- _What is required_: From the listing below, select every line where the word "JSON" appears.

- _Data excerpts_:
========================

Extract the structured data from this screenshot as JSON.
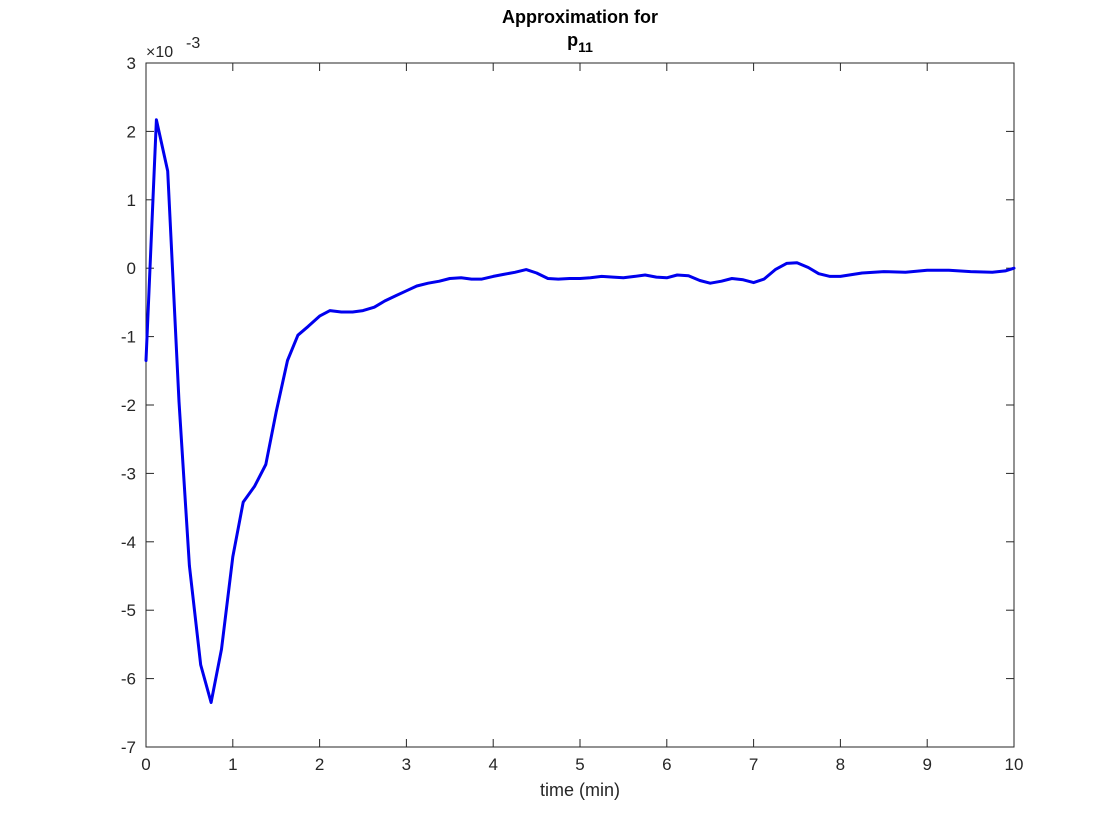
{
  "chart_data": {
    "type": "line",
    "title_line1": "Approximation for",
    "title_line2_base": "p",
    "title_line2_sub": "11",
    "xlabel": "time (min)",
    "ylabel": "",
    "y_exponent_base": "×10",
    "y_exponent_power": "-3",
    "xlim": [
      0,
      10
    ],
    "ylim": [
      -7,
      3
    ],
    "xticks": [
      0,
      1,
      2,
      3,
      4,
      5,
      6,
      7,
      8,
      9,
      10
    ],
    "xtick_labels": [
      "0",
      "1",
      "2",
      "3",
      "4",
      "5",
      "6",
      "7",
      "8",
      "9",
      "10"
    ],
    "yticks": [
      -7,
      -6,
      -5,
      -4,
      -3,
      -2,
      -1,
      0,
      1,
      2,
      3
    ],
    "ytick_labels": [
      "-7",
      "-6",
      "-5",
      "-4",
      "-3",
      "-2",
      "-1",
      "0",
      "1",
      "2",
      "3"
    ],
    "grid": false,
    "box": true,
    "line_color": "#0000ee",
    "axis_color": "#262626",
    "series": [
      {
        "x": [
          0,
          0.12,
          0.25,
          0.38,
          0.5,
          0.63,
          0.75,
          0.87,
          1.0,
          1.12,
          1.25,
          1.38,
          1.5,
          1.63,
          1.75,
          1.87,
          2.0,
          2.12,
          2.25,
          2.38,
          2.5,
          2.63,
          2.75,
          2.88,
          3.0,
          3.12,
          3.25,
          3.38,
          3.5,
          3.63,
          3.75,
          3.87,
          4.0,
          4.12,
          4.25,
          4.38,
          4.5,
          4.63,
          4.75,
          4.88,
          5.0,
          5.12,
          5.25,
          5.38,
          5.5,
          5.63,
          5.75,
          5.88,
          6.0,
          6.12,
          6.25,
          6.38,
          6.5,
          6.63,
          6.75,
          6.88,
          7.0,
          7.12,
          7.25,
          7.38,
          7.5,
          7.63,
          7.75,
          7.88,
          8.0,
          8.25,
          8.5,
          8.75,
          9.0,
          9.25,
          9.5,
          9.75,
          9.9,
          10.0
        ],
        "y": [
          -1.35,
          2.17,
          1.42,
          -1.95,
          -4.35,
          -5.8,
          -6.35,
          -5.57,
          -4.22,
          -3.42,
          -3.19,
          -2.87,
          -2.1,
          -1.35,
          -0.98,
          -0.85,
          -0.7,
          -0.62,
          -0.64,
          -0.64,
          -0.62,
          -0.57,
          -0.48,
          -0.4,
          -0.33,
          -0.26,
          -0.22,
          -0.19,
          -0.15,
          -0.14,
          -0.16,
          -0.16,
          -0.12,
          -0.09,
          -0.06,
          -0.02,
          -0.07,
          -0.15,
          -0.16,
          -0.15,
          -0.15,
          -0.14,
          -0.12,
          -0.13,
          -0.14,
          -0.12,
          -0.1,
          -0.13,
          -0.14,
          -0.1,
          -0.11,
          -0.18,
          -0.22,
          -0.19,
          -0.15,
          -0.17,
          -0.21,
          -0.16,
          -0.02,
          0.07,
          0.08,
          0.01,
          -0.08,
          -0.12,
          -0.12,
          -0.07,
          -0.05,
          -0.06,
          -0.03,
          -0.03,
          -0.05,
          -0.06,
          -0.04,
          0
        ]
      }
    ]
  }
}
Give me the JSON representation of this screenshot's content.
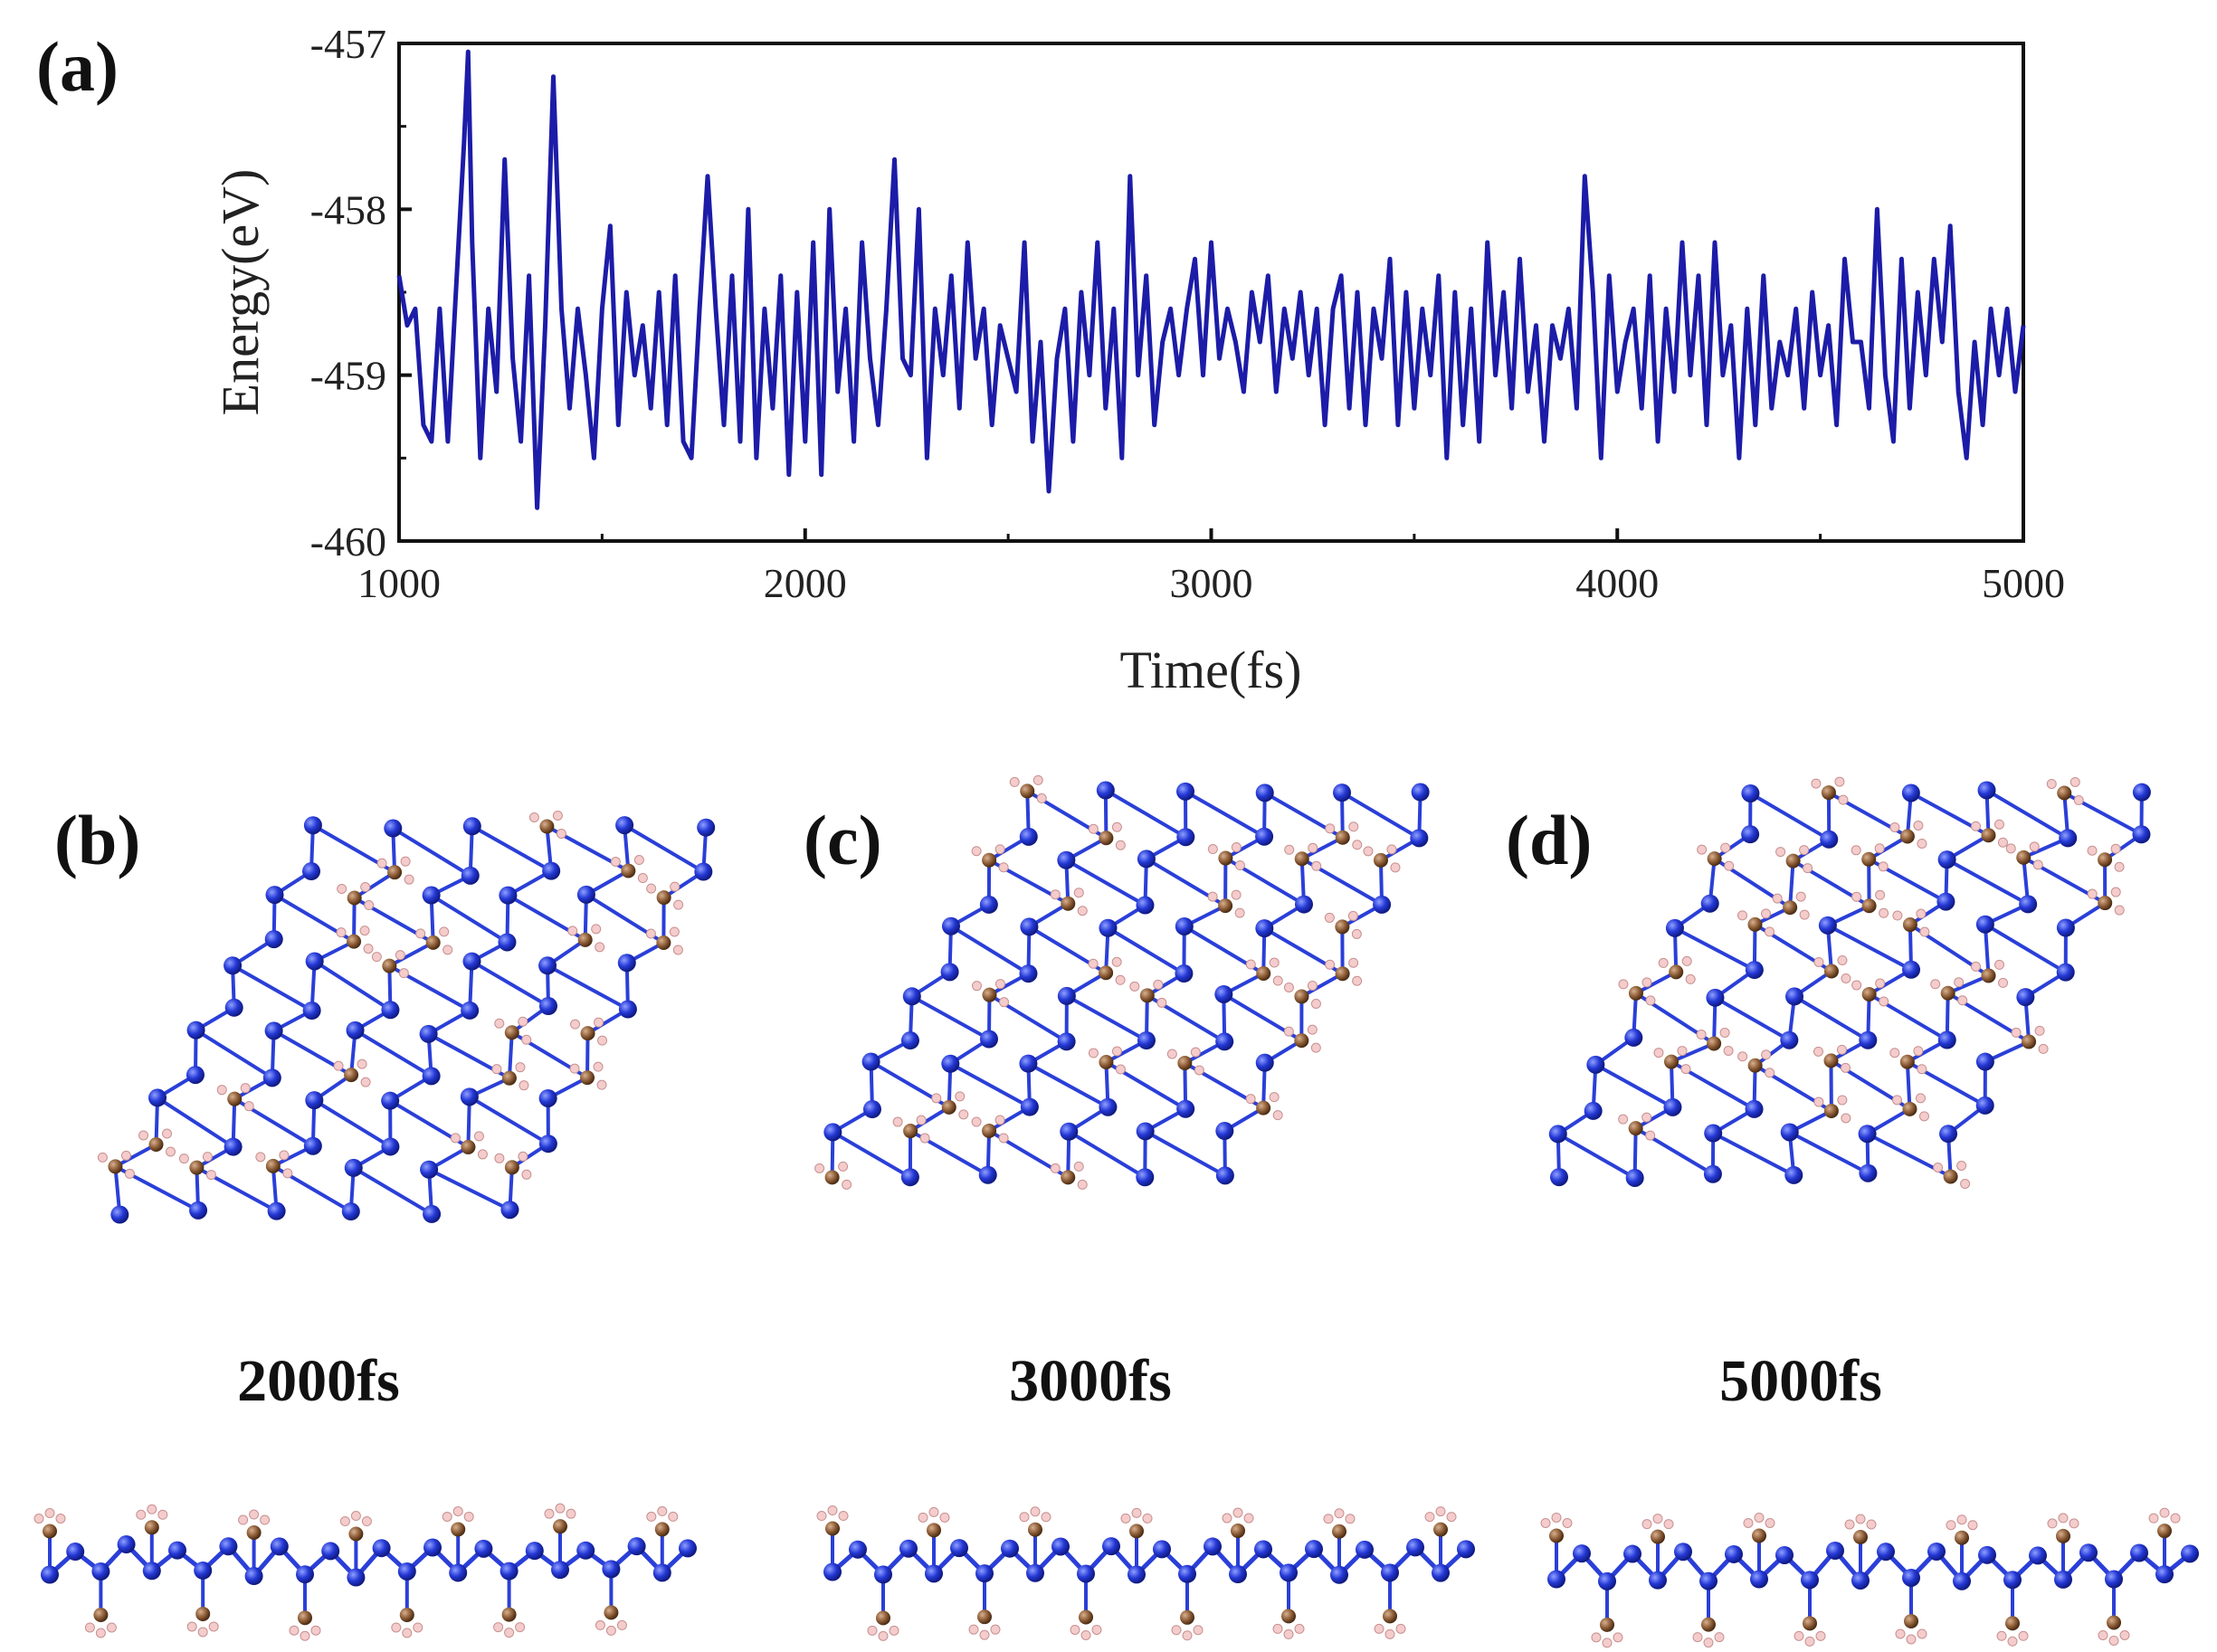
{
  "panels": {
    "a": "(a)",
    "b": "(b)",
    "c": "(c)",
    "d": "(d)"
  },
  "snapshots": [
    {
      "label": "2000fs"
    },
    {
      "label": "3000fs"
    },
    {
      "label": "5000fs"
    }
  ],
  "chart_data": {
    "type": "line",
    "xlabel": "Time(fs)",
    "ylabel": "Energy(eV)",
    "xlim": [
      1000,
      5000
    ],
    "ylim": [
      -460,
      -457
    ],
    "xticks": [
      1000,
      2000,
      3000,
      4000,
      5000
    ],
    "yticks": [
      -457,
      -458,
      -459,
      -460
    ],
    "grid": false,
    "color": "#1c1ca8",
    "series": [
      {
        "x": [
          1000,
          1020,
          1040,
          1060,
          1080,
          1100,
          1120,
          1140,
          1160,
          1170,
          1180,
          1200,
          1220,
          1240,
          1260,
          1280,
          1300,
          1320,
          1340,
          1360,
          1380,
          1400,
          1420,
          1440,
          1460,
          1480,
          1500,
          1520,
          1540,
          1560,
          1580,
          1600,
          1620,
          1640,
          1660,
          1680,
          1700,
          1720,
          1740,
          1760,
          1780,
          1800,
          1820,
          1840,
          1860,
          1880,
          1900,
          1920,
          1940,
          1960,
          1980,
          2000,
          2020,
          2040,
          2060,
          2080,
          2100,
          2120,
          2140,
          2160,
          2180,
          2200,
          2220,
          2240,
          2260,
          2280,
          2300,
          2320,
          2340,
          2360,
          2380,
          2400,
          2420,
          2440,
          2460,
          2480,
          2500,
          2520,
          2540,
          2560,
          2580,
          2600,
          2620,
          2640,
          2660,
          2680,
          2700,
          2720,
          2740,
          2760,
          2780,
          2800,
          2820,
          2840,
          2860,
          2880,
          2900,
          2920,
          2940,
          2960,
          2980,
          3000,
          3020,
          3040,
          3060,
          3080,
          3100,
          3120,
          3140,
          3160,
          3180,
          3200,
          3220,
          3240,
          3260,
          3280,
          3300,
          3320,
          3340,
          3360,
          3380,
          3400,
          3420,
          3440,
          3460,
          3480,
          3500,
          3520,
          3540,
          3560,
          3580,
          3600,
          3620,
          3640,
          3660,
          3680,
          3700,
          3720,
          3740,
          3760,
          3780,
          3800,
          3820,
          3840,
          3860,
          3880,
          3900,
          3920,
          3940,
          3960,
          3980,
          4000,
          4020,
          4040,
          4060,
          4080,
          4100,
          4120,
          4140,
          4160,
          4180,
          4200,
          4220,
          4240,
          4260,
          4280,
          4300,
          4320,
          4340,
          4360,
          4380,
          4400,
          4420,
          4440,
          4460,
          4480,
          4500,
          4520,
          4540,
          4560,
          4580,
          4600,
          4620,
          4640,
          4660,
          4680,
          4700,
          4720,
          4740,
          4760,
          4780,
          4800,
          4820,
          4840,
          4860,
          4880,
          4900,
          4920,
          4940,
          4960,
          4980,
          5000
        ],
        "y": [
          -458.4,
          -458.7,
          -458.6,
          -459.3,
          -459.4,
          -458.6,
          -459.4,
          -458.5,
          -457.6,
          -457.05,
          -458.2,
          -459.5,
          -458.6,
          -459.1,
          -457.7,
          -458.9,
          -459.4,
          -458.4,
          -459.8,
          -458.7,
          -457.2,
          -458.6,
          -459.2,
          -458.6,
          -459.0,
          -459.5,
          -458.6,
          -458.1,
          -459.3,
          -458.5,
          -459.0,
          -458.7,
          -459.2,
          -458.5,
          -459.3,
          -458.4,
          -459.4,
          -459.5,
          -458.6,
          -457.8,
          -458.6,
          -459.3,
          -458.4,
          -459.4,
          -458.0,
          -459.5,
          -458.6,
          -459.2,
          -458.4,
          -459.6,
          -458.5,
          -459.4,
          -458.2,
          -459.6,
          -458.0,
          -459.1,
          -458.6,
          -459.4,
          -458.2,
          -458.9,
          -459.3,
          -458.6,
          -457.7,
          -458.9,
          -459.0,
          -458.0,
          -459.5,
          -458.6,
          -459.0,
          -458.4,
          -459.2,
          -458.2,
          -458.9,
          -458.6,
          -459.3,
          -458.7,
          -458.9,
          -459.1,
          -458.2,
          -459.4,
          -458.8,
          -459.7,
          -458.9,
          -458.6,
          -459.4,
          -458.5,
          -459.0,
          -458.2,
          -459.2,
          -458.6,
          -459.5,
          -457.8,
          -459.0,
          -458.4,
          -459.3,
          -458.8,
          -458.6,
          -459.0,
          -458.6,
          -458.3,
          -459.0,
          -458.2,
          -458.9,
          -458.6,
          -458.8,
          -459.1,
          -458.5,
          -458.8,
          -458.4,
          -459.1,
          -458.6,
          -458.9,
          -458.5,
          -459.0,
          -458.6,
          -459.3,
          -458.6,
          -458.4,
          -459.2,
          -458.5,
          -459.3,
          -458.6,
          -458.9,
          -458.3,
          -459.3,
          -458.5,
          -459.2,
          -458.6,
          -459.0,
          -458.4,
          -459.5,
          -458.5,
          -459.3,
          -458.6,
          -459.4,
          -458.2,
          -459.0,
          -458.5,
          -459.2,
          -458.3,
          -459.1,
          -458.7,
          -459.4,
          -458.7,
          -458.9,
          -458.6,
          -459.2,
          -457.8,
          -458.5,
          -459.5,
          -458.4,
          -459.1,
          -458.8,
          -458.6,
          -459.2,
          -458.4,
          -459.4,
          -458.6,
          -459.1,
          -458.2,
          -459.0,
          -458.4,
          -459.3,
          -458.2,
          -459.0,
          -458.7,
          -459.5,
          -458.6,
          -459.3,
          -458.4,
          -459.2,
          -458.8,
          -459.0,
          -458.6,
          -459.2,
          -458.5,
          -459.0,
          -458.7,
          -459.3,
          -458.3,
          -458.8,
          -458.8,
          -459.2,
          -458.0,
          -459.0,
          -459.4,
          -458.3,
          -459.2,
          -458.5,
          -459.0,
          -458.3,
          -458.8,
          -458.1,
          -459.1,
          -459.5,
          -458.8,
          -459.3,
          -458.6,
          -459.0,
          -458.6,
          -459.1,
          -458.7
        ]
      }
    ]
  }
}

========================

- _Exercise answer_:
Extract the structured data from this screenshot as JSON.
Give me the JSON representation of this screenshot's content.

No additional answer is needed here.